▶ **DIRECTION**: Do not copy the pictures; transcribe all other material exactly.

--------

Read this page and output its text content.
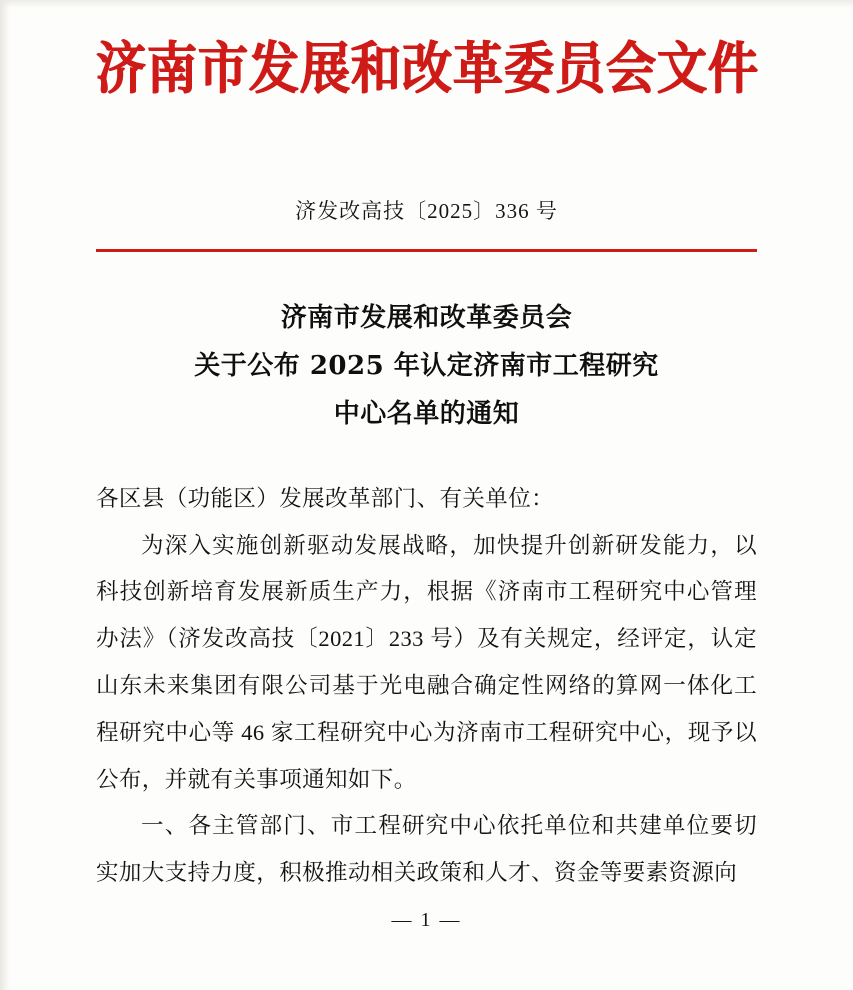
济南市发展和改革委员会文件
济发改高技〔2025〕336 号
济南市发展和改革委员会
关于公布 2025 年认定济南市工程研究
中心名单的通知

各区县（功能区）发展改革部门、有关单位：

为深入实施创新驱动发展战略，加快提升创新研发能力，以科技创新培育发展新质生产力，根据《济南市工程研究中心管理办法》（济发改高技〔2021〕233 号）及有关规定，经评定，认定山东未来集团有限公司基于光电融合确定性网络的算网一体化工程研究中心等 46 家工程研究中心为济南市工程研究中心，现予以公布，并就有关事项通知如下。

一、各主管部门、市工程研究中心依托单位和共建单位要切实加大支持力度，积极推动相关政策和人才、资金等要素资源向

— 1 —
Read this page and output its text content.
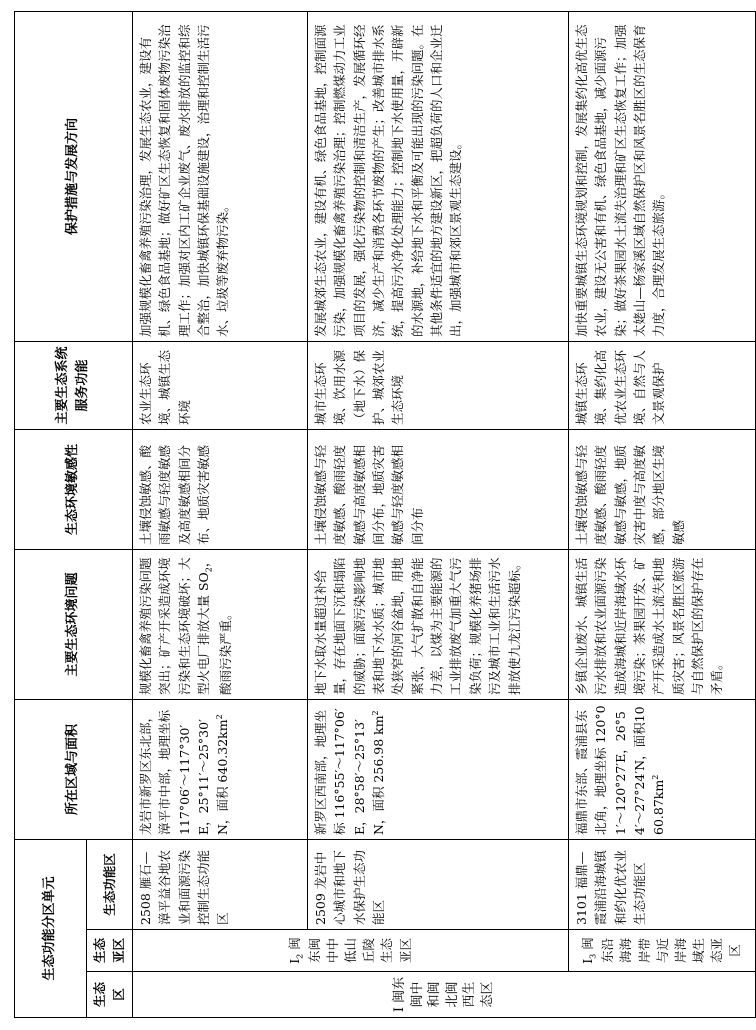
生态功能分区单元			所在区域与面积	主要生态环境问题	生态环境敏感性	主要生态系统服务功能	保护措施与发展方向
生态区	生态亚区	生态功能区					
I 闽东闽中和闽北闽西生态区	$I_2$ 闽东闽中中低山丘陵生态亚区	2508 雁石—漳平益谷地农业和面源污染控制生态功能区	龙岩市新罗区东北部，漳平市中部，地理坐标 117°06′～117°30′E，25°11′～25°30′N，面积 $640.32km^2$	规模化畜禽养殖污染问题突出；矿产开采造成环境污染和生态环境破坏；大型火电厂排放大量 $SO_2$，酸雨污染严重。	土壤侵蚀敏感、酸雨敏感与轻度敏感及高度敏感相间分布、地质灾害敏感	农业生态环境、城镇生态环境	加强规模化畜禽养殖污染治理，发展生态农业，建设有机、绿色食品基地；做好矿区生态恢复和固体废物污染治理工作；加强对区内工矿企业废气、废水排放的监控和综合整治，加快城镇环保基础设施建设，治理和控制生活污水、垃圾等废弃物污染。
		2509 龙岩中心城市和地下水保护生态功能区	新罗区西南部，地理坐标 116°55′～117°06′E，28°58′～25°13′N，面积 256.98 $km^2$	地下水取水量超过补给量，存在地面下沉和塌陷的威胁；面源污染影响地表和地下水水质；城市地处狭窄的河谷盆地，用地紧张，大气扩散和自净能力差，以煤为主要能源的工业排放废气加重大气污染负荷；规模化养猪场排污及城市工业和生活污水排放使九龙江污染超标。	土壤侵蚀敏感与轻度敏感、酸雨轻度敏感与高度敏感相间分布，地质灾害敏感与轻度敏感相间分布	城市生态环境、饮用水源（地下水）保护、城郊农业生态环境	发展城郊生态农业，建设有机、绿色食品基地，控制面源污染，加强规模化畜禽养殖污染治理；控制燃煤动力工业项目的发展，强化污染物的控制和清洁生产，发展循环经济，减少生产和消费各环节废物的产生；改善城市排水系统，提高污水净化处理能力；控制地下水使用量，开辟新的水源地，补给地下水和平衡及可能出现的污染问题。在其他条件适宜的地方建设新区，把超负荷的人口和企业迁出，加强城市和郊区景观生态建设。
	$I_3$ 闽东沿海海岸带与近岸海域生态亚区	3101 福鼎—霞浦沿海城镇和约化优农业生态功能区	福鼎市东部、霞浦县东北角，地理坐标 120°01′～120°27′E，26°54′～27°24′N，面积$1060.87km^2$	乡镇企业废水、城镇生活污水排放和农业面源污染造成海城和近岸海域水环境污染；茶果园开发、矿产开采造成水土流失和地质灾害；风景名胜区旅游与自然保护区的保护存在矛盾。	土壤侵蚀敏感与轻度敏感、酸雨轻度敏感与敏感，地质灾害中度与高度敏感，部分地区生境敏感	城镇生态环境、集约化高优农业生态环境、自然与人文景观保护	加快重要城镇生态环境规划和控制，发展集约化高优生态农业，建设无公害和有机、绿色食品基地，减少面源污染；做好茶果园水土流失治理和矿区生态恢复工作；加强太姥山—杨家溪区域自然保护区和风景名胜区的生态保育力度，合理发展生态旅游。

--------

▶ **EXERCISE ANSWER**:
Read this page and output its text content.
济南市发展和改革委员会文件
济发改高技〔2025〕336 号
济南市发展和改革委员会
关于公布 2025 年认定济南市工程研究
中心名单的通知

各区县（功能区）发展改革部门、有关单位：

为深入实施创新驱动发展战略，加快提升创新研发能力，以科技创新培育发展新质生产力，根据《济南市工程研究中心管理办法》（济发改高技〔2021〕233 号）及有关规定，经评定，认定山东未来集团有限公司基于光电融合确定性网络的算网一体化工程研究中心等 46 家工程研究中心为济南市工程研究中心，现予以公布，并就有关事项通知如下。

一、各主管部门、市工程研究中心依托单位和共建单位要切实加大支持力度，积极推动相关政策和人才、资金等要素资源向

— 1 —
Read this page and output its text content.
生态功能分区单元			所在区域与面积	主要生态环境问题	生态环境敏感性	主要生态系统服务功能	保护措施与发展方向
生态区	生态亚区	生态功能区					
I 闽东闽中和闽北闽西生态区	$I_2$ 闽东闽中中低山丘陵生态亚区	2508 雁石—漳平益谷地农业和面源污染控制生态功能区	龙岩市新罗区东北部，漳平市中部，地理坐标 117°06′～117°30′E，25°11′～25°30′N，面积 $640.32km^2$	规模化畜禽养殖污染问题突出；矿产开采造成环境污染和生态环境破坏；大型火电厂排放大量 $SO_2$，酸雨污染严重。	土壤侵蚀敏感、酸雨敏感与轻度敏感及高度敏感相间分布、地质灾害敏感	农业生态环境、城镇生态环境	加强规模化畜禽养殖污染治理，发展生态农业，建设有机、绿色食品基地；做好矿区生态恢复和固体废物污染治理工作；加强对区内工矿企业废气、废水排放的监控和综合整治，加快城镇环保基础设施建设，治理和控制生活污水、垃圾等废弃物污染。
		2509 龙岩中心城市和地下水保护生态功能区	新罗区西南部，地理坐标 116°55′～117°06′E，28°58′～25°13′N，面积 256.98 $km^2$	地下水取水量超过补给量，存在地面下沉和塌陷的威胁；面源污染影响地表和地下水水质；城市地处狭窄的河谷盆地，用地紧张，大气扩散和自净能力差，以煤为主要能源的工业排放废气加重大气污染负荷；规模化养猪场排污及城市工业和生活污水排放使九龙江污染超标。	土壤侵蚀敏感与轻度敏感、酸雨轻度敏感与高度敏感相间分布，地质灾害敏感与轻度敏感相间分布	城市生态环境、饮用水源（地下水）保护、城郊农业生态环境	发展城郊生态农业，建设有机、绿色食品基地，控制面源污染，加强规模化畜禽养殖污染治理；控制燃煤动力工业项目的发展，强化污染物的控制和清洁生产，发展循环经济，减少生产和消费各环节废物的产生；改善城市排水系统，提高污水净化处理能力；控制地下水使用量，开辟新的水源地，补给地下水和平衡及可能出现的污染问题。在其他条件适宜的地方建设新区，把超负荷的人口和企业迁出，加强城市和郊区景观生态建设。
	$I_3$ 闽东沿海海岸带与近岸海域生态亚区	3101 福鼎—霞浦沿海城镇和约化优农业生态功能区	福鼎市东部、霞浦县东北角，地理坐标 120°01′～120°27′E，26°54′～27°24′N，面积$1060.87km^2$	乡镇企业废水、城镇生活污水排放和农业面源污染造成海城和近岸海域水环境污染；茶果园开发、矿产开采造成水土流失和地质灾害；风景名胜区旅游与自然保护区的保护存在矛盾。	土壤侵蚀敏感与轻度敏感、酸雨轻度敏感与敏感，地质灾害中度与高度敏感，部分地区生境敏感	城镇生态环境、集约化高优农业生态环境、自然与人文景观保护	加快重要城镇生态环境规划和控制，发展集约化高优生态农业，建设无公害和有机、绿色食品基地，减少面源污染；做好茶果园水土流失治理和矿区生态恢复工作；加强太姥山—杨家溪区域自然保护区和风景名胜区的生态保育力度，合理发展生态旅游。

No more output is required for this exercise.